> **Exercise requirements**
Which lines have the string "text"? Copy all of them from the entries below.

* Begin Information given *

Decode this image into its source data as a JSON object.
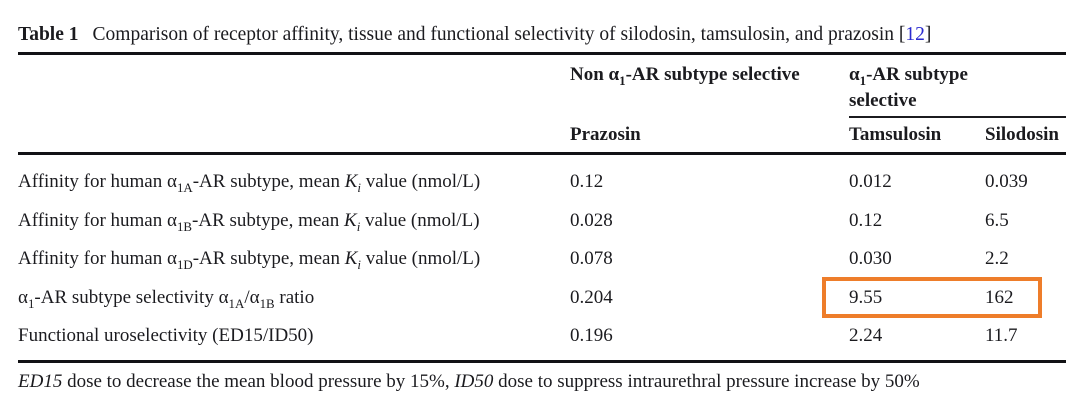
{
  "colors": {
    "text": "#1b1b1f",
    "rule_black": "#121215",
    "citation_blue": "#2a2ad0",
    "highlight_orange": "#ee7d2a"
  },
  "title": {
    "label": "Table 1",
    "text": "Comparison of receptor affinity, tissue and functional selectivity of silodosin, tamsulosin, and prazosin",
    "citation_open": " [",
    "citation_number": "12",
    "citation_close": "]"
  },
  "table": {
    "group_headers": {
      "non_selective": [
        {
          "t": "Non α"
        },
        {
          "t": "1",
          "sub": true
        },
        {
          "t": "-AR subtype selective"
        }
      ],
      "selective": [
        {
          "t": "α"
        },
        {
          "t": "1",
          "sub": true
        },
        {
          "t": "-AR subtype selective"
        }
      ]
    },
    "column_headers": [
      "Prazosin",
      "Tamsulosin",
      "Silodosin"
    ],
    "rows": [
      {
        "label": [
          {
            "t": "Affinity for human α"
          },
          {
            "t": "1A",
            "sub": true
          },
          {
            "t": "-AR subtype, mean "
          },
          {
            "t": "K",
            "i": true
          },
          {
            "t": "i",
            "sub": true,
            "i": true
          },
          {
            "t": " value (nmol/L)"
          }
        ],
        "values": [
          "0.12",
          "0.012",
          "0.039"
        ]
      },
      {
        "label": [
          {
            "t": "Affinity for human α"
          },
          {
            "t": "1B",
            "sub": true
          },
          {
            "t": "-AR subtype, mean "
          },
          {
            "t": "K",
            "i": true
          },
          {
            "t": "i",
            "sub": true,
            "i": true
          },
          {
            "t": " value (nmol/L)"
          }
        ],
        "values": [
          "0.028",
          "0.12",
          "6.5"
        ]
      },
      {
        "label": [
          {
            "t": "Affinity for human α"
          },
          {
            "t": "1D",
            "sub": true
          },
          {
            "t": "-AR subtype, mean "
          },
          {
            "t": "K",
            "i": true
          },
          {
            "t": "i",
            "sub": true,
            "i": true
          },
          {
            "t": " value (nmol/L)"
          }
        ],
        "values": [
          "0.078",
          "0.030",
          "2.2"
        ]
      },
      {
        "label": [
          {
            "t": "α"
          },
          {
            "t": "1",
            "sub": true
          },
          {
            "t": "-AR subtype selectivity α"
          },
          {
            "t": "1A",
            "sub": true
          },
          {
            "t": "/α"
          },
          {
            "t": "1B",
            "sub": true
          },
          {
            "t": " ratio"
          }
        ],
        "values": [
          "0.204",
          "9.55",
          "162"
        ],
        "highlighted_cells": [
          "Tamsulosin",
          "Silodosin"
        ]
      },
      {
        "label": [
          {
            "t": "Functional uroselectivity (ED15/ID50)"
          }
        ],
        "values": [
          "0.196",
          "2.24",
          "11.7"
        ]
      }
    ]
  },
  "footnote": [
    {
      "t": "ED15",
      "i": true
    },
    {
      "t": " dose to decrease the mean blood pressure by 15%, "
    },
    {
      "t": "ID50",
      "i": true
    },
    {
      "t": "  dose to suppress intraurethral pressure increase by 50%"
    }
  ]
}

* End Information given *
* Begin Information given *

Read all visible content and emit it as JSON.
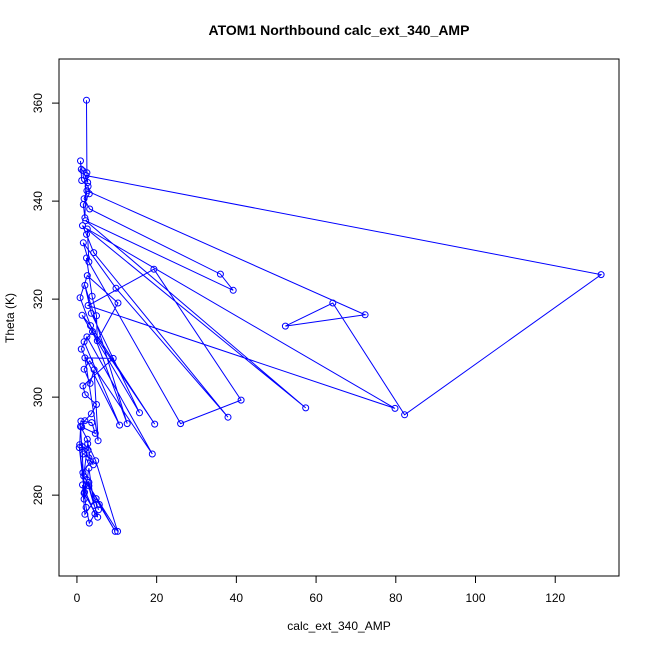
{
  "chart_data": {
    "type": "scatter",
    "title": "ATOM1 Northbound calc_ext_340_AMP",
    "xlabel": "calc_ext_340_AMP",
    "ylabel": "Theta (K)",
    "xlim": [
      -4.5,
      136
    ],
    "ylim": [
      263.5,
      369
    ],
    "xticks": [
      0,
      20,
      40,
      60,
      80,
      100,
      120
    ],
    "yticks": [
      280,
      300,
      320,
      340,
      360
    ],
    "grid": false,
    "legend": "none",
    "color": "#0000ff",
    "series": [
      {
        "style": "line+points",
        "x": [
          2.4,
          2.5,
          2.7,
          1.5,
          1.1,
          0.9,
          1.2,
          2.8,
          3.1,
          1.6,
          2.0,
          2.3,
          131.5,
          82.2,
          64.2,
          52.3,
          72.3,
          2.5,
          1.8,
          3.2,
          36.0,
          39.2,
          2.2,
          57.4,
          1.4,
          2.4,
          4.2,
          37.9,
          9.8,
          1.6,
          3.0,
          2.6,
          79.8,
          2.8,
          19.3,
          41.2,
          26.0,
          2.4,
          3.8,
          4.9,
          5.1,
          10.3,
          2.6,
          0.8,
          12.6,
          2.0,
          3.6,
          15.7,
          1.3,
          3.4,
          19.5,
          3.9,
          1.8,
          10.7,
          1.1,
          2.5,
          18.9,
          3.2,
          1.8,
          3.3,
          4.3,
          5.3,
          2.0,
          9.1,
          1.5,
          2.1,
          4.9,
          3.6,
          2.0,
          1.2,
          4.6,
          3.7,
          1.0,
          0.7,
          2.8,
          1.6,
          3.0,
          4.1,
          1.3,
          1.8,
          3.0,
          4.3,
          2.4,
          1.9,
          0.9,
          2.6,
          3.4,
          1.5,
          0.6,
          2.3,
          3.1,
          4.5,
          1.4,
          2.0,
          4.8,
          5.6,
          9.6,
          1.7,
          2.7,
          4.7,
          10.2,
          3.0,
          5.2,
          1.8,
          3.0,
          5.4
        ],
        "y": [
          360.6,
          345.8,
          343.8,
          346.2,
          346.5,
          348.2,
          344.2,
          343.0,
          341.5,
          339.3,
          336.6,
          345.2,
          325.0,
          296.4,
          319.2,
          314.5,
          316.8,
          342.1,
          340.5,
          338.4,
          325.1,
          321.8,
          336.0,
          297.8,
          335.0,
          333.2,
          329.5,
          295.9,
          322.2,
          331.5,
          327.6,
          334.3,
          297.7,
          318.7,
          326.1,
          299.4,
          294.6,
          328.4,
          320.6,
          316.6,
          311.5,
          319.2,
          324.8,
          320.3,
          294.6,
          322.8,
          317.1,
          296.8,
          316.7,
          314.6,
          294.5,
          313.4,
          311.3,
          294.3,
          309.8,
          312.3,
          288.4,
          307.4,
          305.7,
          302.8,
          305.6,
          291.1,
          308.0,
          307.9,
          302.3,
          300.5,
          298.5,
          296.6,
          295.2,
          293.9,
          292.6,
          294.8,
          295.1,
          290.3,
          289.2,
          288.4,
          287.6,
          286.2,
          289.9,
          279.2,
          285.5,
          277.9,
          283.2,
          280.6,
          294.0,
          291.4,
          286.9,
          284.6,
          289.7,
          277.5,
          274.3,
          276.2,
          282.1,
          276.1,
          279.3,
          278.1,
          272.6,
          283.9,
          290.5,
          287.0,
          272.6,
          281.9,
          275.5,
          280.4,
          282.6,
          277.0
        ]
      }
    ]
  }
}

* End Information given *

> **Task result**
    "text": "#1b1b1f",
    "text": "Comparison of receptor affinity, tissue and functional selectivity of silodosin, tamsulosin, and prazosin",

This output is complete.